WHAT THIS TASK INVOLVES: The records that follow must be reproduced in full, exactly as written.

ITEMS:
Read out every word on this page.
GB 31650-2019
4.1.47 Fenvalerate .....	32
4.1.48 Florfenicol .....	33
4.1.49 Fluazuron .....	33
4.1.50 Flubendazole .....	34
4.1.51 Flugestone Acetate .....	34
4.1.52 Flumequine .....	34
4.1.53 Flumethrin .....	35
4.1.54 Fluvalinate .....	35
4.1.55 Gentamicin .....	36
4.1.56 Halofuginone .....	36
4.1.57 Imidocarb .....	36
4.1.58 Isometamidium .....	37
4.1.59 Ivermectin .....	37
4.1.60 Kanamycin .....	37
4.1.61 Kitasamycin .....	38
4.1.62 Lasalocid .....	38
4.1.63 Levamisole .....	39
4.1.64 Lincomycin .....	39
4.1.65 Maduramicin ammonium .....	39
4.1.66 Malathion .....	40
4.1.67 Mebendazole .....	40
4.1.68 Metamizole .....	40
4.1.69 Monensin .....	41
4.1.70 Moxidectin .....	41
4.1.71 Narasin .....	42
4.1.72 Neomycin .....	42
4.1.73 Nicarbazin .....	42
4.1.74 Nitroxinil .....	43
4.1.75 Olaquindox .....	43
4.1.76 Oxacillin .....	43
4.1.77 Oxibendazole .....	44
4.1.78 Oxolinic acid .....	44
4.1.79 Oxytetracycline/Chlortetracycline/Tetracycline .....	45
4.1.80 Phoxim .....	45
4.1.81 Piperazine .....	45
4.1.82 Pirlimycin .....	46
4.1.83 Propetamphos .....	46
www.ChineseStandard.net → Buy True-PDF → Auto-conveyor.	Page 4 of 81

TASK OUTPUT:
Read out every word on this page.
GB 31650-2019
4.1.47 Fenvalerate .....	32
4.1.48 Florfenicol .....	33
4.1.49 Fluazuron .....	33
4.1.50 Flubendazole .....	34
4.1.51 Flugestone Acetate .....	34
4.1.52 Flumequine .....	34
4.1.53 Flumethrin .....	35
4.1.54 Fluvalinate .....	35
4.1.55 Gentamicin .....	36
4.1.56 Halofuginone .....	36
4.1.57 Imidocarb .....	36
4.1.58 Isometamidium .....	37
4.1.59 Ivermectin .....	37
4.1.60 Kanamycin .....	37
4.1.61 Kitasamycin .....	38
4.1.62 Lasalocid .....	38
4.1.63 Levamisole .....	39
4.1.64 Lincomycin .....	39
4.1.65 Maduramicin ammonium .....	39
4.1.66 Malathion .....	40
4.1.67 Mebendazole .....	40
4.1.68 Metamizole .....	40
4.1.69 Monensin .....	41
4.1.70 Moxidectin .....	41
4.1.71 Narasin .....	42
4.1.72 Neomycin .....	42
4.1.73 Nicarbazin .....	42
4.1.74 Nitroxinil .....	43
4.1.75 Olaquindox .....	43
4.1.76 Oxacillin .....	43
4.1.77 Oxibendazole .....	44
4.1.78 Oxolinic acid .....	44
4.1.79 Oxytetracycline/Chlortetracycline/Tetracycline .....	45
4.1.80 Phoxim .....	45
4.1.81 Piperazine .....	45
4.1.82 Pirlimycin .....	46
4.1.83 Propetamphos .....	46
www.ChineseStandard.net → Buy True-PDF → Auto-conveyor.	Page 4 of 81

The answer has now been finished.